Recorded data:
● ● ● ● ● ● ●

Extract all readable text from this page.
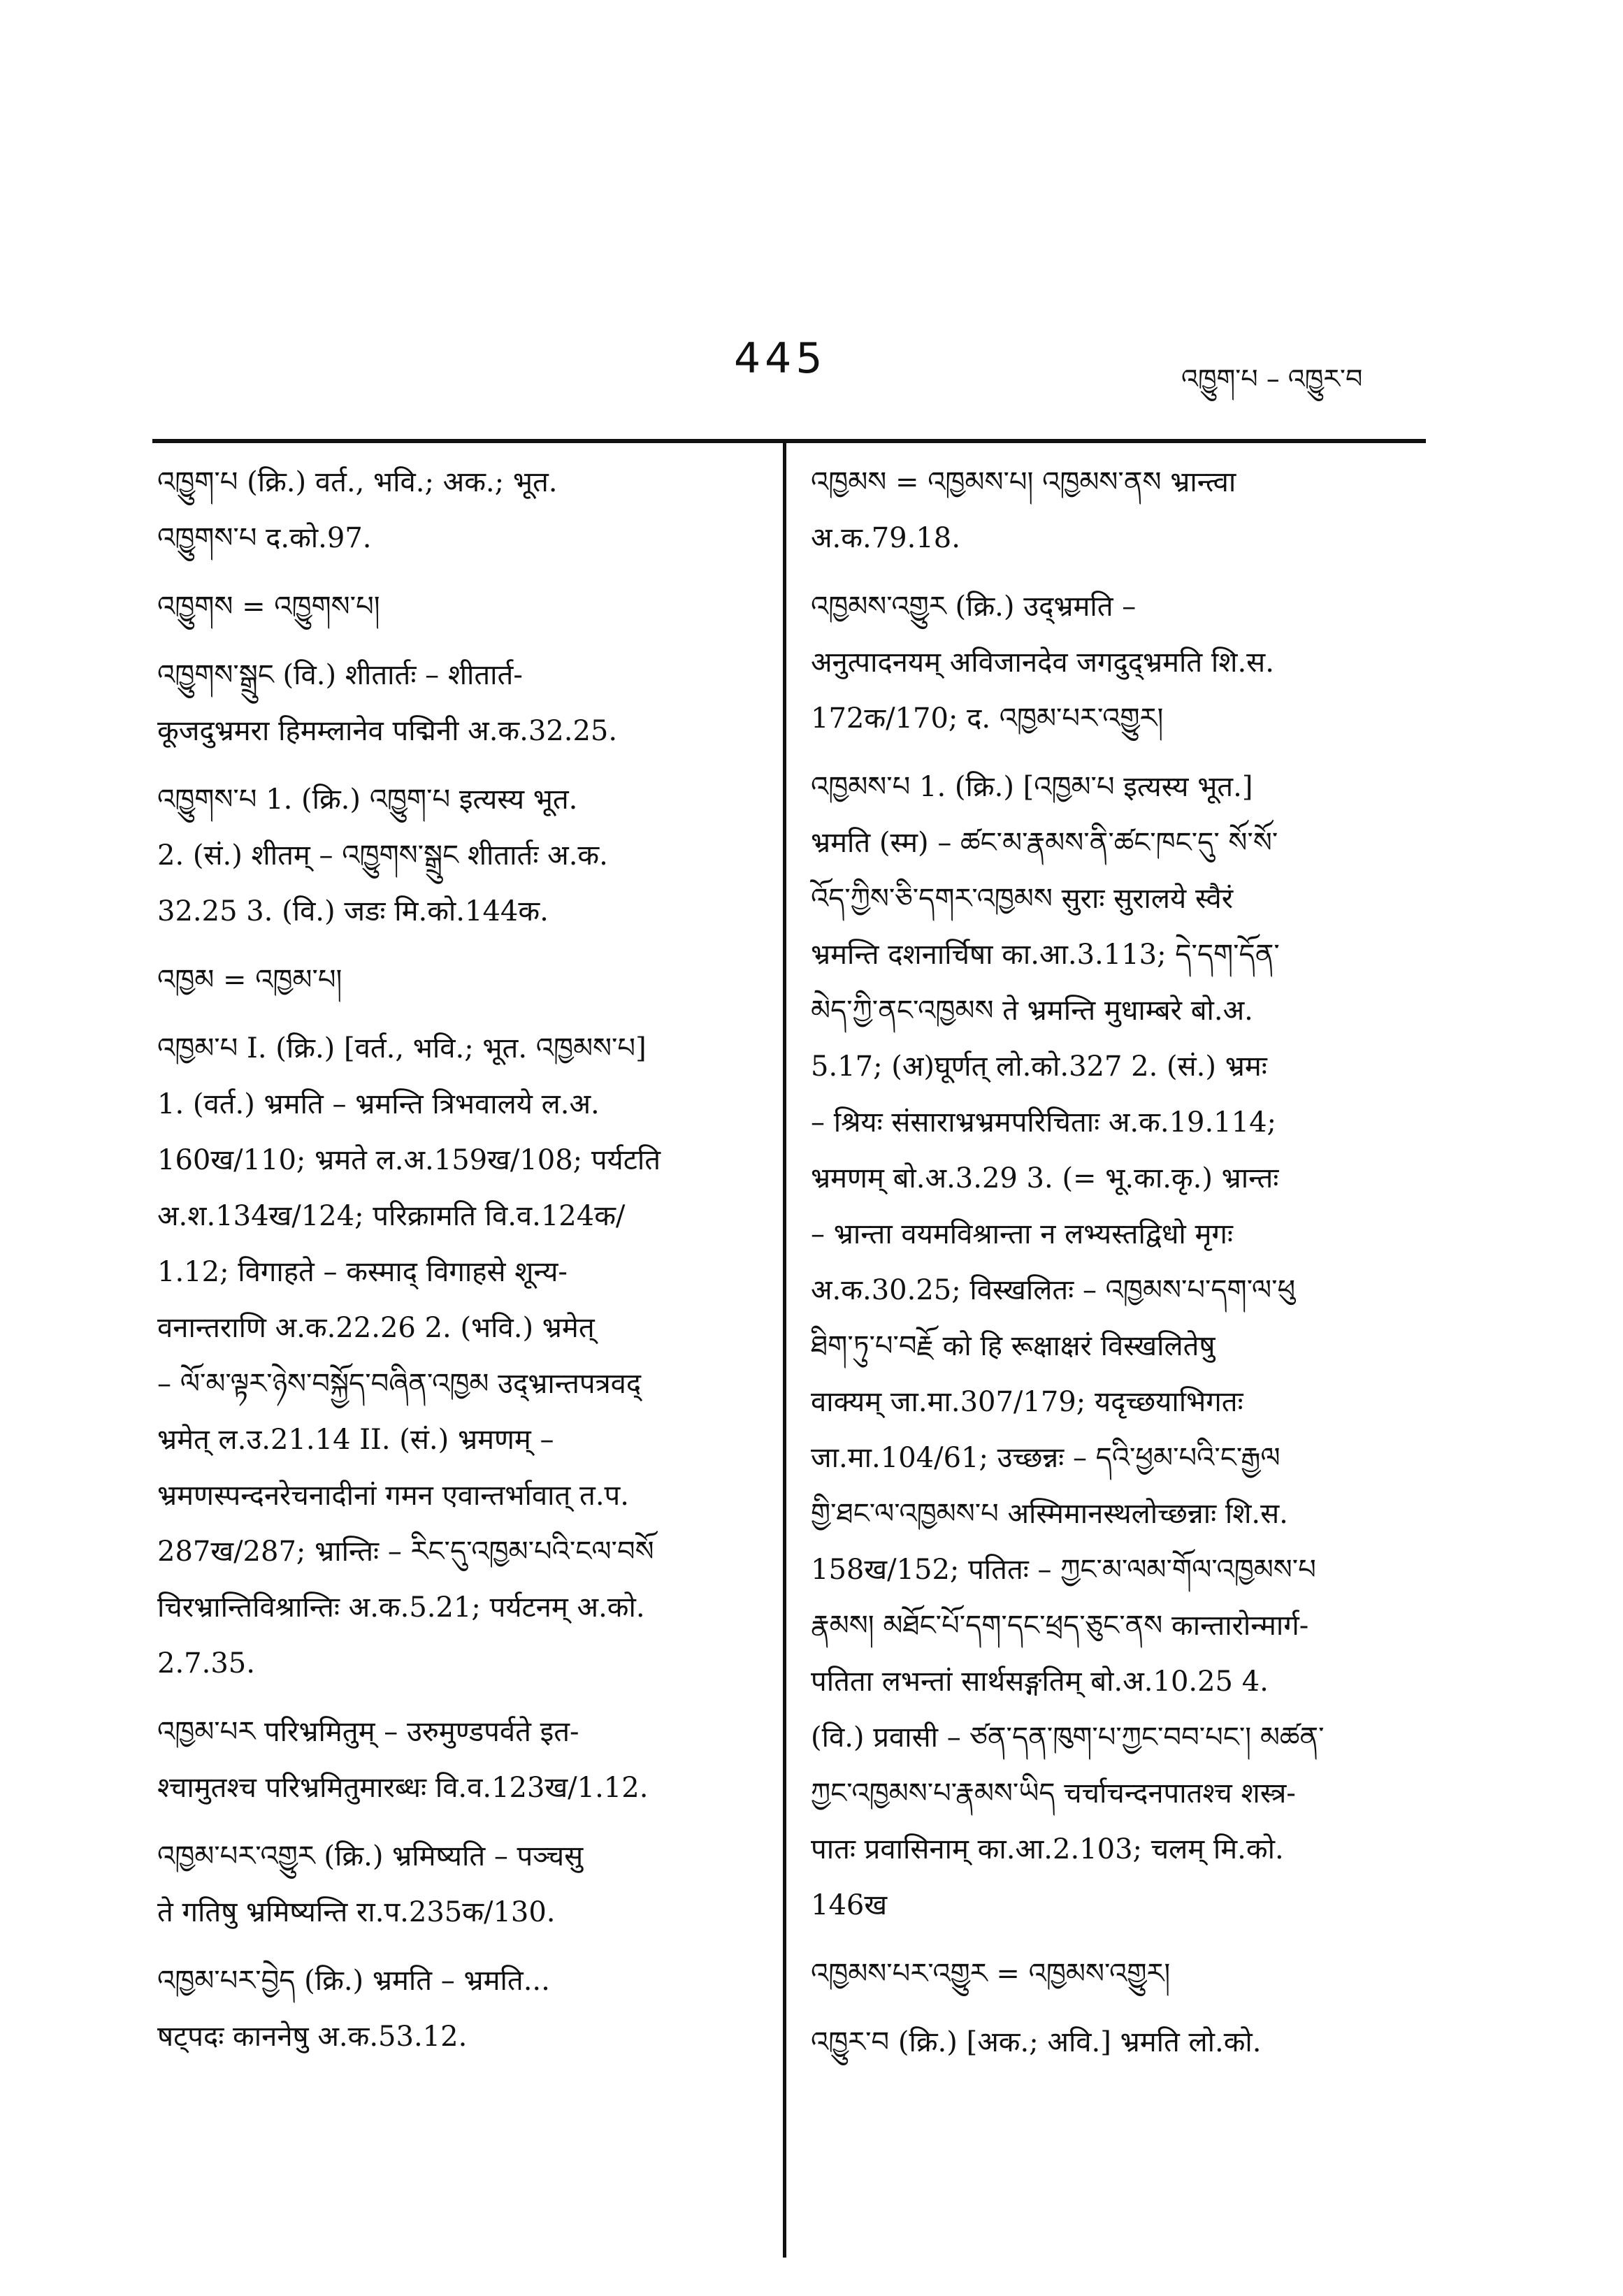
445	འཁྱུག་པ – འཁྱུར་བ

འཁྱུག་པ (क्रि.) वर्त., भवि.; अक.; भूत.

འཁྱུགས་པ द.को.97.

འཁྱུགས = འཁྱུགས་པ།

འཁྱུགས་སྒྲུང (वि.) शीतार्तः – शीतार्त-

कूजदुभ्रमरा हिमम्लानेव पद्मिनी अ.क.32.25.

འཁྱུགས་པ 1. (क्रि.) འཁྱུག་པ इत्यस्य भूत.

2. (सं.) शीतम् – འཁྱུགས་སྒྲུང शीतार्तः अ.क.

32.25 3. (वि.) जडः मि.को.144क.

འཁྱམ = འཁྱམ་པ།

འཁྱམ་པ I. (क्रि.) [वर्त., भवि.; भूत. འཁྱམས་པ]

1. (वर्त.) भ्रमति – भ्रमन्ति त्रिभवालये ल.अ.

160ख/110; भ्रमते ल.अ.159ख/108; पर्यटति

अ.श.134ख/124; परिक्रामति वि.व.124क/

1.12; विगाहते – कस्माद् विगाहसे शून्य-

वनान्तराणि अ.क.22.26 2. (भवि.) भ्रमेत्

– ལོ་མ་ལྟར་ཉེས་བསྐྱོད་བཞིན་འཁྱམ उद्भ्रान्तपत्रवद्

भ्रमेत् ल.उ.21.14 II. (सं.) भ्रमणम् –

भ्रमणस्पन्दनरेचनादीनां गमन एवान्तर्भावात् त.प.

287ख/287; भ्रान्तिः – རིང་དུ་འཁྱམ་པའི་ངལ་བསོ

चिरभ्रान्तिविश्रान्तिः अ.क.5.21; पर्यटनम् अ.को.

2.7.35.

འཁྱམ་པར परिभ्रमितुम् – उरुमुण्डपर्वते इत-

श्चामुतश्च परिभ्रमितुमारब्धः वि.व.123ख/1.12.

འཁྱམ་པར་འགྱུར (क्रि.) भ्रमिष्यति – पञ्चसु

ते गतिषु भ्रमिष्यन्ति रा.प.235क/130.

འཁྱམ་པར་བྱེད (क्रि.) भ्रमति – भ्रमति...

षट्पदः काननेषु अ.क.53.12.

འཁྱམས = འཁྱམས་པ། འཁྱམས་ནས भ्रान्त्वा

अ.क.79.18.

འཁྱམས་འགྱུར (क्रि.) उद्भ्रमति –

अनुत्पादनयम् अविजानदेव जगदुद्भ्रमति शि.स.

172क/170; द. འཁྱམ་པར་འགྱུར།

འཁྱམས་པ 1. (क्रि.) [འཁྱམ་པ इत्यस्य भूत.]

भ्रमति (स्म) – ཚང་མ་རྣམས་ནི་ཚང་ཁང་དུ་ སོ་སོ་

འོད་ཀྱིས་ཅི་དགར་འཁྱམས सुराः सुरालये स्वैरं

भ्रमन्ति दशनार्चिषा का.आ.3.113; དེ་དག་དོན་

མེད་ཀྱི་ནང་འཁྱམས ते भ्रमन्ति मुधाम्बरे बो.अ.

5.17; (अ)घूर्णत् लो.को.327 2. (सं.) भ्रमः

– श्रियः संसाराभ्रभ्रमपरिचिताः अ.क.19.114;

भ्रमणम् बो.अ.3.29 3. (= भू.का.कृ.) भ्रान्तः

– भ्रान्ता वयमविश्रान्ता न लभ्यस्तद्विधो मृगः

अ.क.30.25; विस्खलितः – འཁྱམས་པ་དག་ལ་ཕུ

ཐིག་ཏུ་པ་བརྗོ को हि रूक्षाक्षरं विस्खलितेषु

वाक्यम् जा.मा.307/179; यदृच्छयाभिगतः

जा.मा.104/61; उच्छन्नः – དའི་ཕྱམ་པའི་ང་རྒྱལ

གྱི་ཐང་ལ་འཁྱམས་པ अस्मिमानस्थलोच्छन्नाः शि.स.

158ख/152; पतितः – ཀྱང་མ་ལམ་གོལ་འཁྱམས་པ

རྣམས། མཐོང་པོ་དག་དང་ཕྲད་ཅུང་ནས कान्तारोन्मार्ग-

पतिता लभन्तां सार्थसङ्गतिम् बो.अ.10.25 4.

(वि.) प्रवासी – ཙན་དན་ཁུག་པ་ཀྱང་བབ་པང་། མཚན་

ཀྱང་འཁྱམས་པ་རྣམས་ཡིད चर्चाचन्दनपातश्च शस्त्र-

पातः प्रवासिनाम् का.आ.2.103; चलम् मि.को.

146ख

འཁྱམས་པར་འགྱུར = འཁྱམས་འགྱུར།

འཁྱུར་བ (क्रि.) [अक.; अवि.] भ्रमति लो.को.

● ● ● ● ● ● ●

What is needed: Set down every record once more, word for word, without pictures.

Response for this exercise:
Extract all readable text from this page.
445	འཁྱུག་པ – འཁྱུར་བ

འཁྱུག་པ (क्रि.) वर्त., भवि.; अक.; भूत.

འཁྱུགས་པ द.को.97.

འཁྱུགས = འཁྱུགས་པ།

འཁྱུགས་སྒྲུང (वि.) शीतार्तः – शीतार्त-

कूजदुभ्रमरा हिमम्लानेव पद्मिनी अ.क.32.25.

འཁྱུགས་པ 1. (क्रि.) འཁྱུག་པ इत्यस्य भूत.

2. (सं.) शीतम् – འཁྱུགས་སྒྲུང शीतार्तः अ.क.

32.25 3. (वि.) जडः मि.को.144क.

འཁྱམ = འཁྱམ་པ།

འཁྱམ་པ I. (क्रि.) [वर्त., भवि.; भूत. འཁྱམས་པ]

1. (वर्त.) भ्रमति – भ्रमन्ति त्रिभवालये ल.अ.

160ख/110; भ्रमते ल.अ.159ख/108; पर्यटति

अ.श.134ख/124; परिक्रामति वि.व.124क/

1.12; विगाहते – कस्माद् विगाहसे शून्य-

वनान्तराणि अ.क.22.26 2. (भवि.) भ्रमेत्

– ལོ་མ་ལྟར་ཉེས་བསྐྱོད་བཞིན་འཁྱམ उद्भ्रान्तपत्रवद्

भ्रमेत् ल.उ.21.14 II. (सं.) भ्रमणम् –

भ्रमणस्पन्दनरेचनादीनां गमन एवान्तर्भावात् त.प.

287ख/287; भ्रान्तिः – རིང་དུ་འཁྱམ་པའི་ངལ་བསོ

चिरभ्रान्तिविश्रान्तिः अ.क.5.21; पर्यटनम् अ.को.

2.7.35.

འཁྱམ་པར परिभ्रमितुम् – उरुमुण्डपर्वते इत-

श्चामुतश्च परिभ्रमितुमारब्धः वि.व.123ख/1.12.

འཁྱམ་པར་འགྱུར (क्रि.) भ्रमिष्यति – पञ्चसु

ते गतिषु भ्रमिष्यन्ति रा.प.235क/130.

འཁྱམ་པར་བྱེད (क्रि.) भ्रमति – भ्रमति...

षट्पदः काननेषु अ.क.53.12.

འཁྱམས = འཁྱམས་པ། འཁྱམས་ནས भ्रान्त्वा

अ.क.79.18.

འཁྱམས་འགྱུར (क्रि.) उद्भ्रमति –

अनुत्पादनयम् अविजानदेव जगदुद्भ्रमति शि.स.

172क/170; द. འཁྱམ་པར་འགྱུར།

འཁྱམས་པ 1. (क्रि.) [འཁྱམ་པ इत्यस्य भूत.]

भ्रमति (स्म) – ཚང་མ་རྣམས་ནི་ཚང་ཁང་དུ་ སོ་སོ་

འོད་ཀྱིས་ཅི་དགར་འཁྱམས सुराः सुरालये स्वैरं

भ्रमन्ति दशनार्चिषा का.आ.3.113; དེ་དག་དོན་

མེད་ཀྱི་ནང་འཁྱམས ते भ्रमन्ति मुधाम्बरे बो.अ.

5.17; (अ)घूर्णत् लो.को.327 2. (सं.) भ्रमः

– श्रियः संसाराभ्रभ्रमपरिचिताः अ.क.19.114;

भ्रमणम् बो.अ.3.29 3. (= भू.का.कृ.) भ्रान्तः

– भ्रान्ता वयमविश्रान्ता न लभ्यस्तद्विधो मृगः

अ.क.30.25; विस्खलितः – འཁྱམས་པ་དག་ལ་ཕུ

ཐིག་ཏུ་པ་བརྗོ को हि रूक्षाक्षरं विस्खलितेषु

वाक्यम् जा.मा.307/179; यदृच्छयाभिगतः

जा.मा.104/61; उच्छन्नः – དའི་ཕྱམ་པའི་ང་རྒྱལ

གྱི་ཐང་ལ་འཁྱམས་པ अस्मिमानस्थलोच्छन्नाः शि.स.

158ख/152; पतितः – ཀྱང་མ་ལམ་གོལ་འཁྱམས་པ

རྣམས། མཐོང་པོ་དག་དང་ཕྲད་ཅུང་ནས कान्तारोन्मार्ग-

पतिता लभन्तां सार्थसङ्गतिम् बो.अ.10.25 4.

(वि.) प्रवासी – ཙན་དན་ཁུག་པ་ཀྱང་བབ་པང་། མཚན་

ཀྱང་འཁྱམས་པ་རྣམས་ཡིད चर्चाचन्दनपातश्च शस्त्र-

पातः प्रवासिनाम् का.आ.2.103; चलम् मि.को.

146ख

འཁྱམས་པར་འགྱུར = འཁྱམས་འགྱུར།

འཁྱུར་བ (क्रि.) [अक.; अवि.] भ्रमति लो.को.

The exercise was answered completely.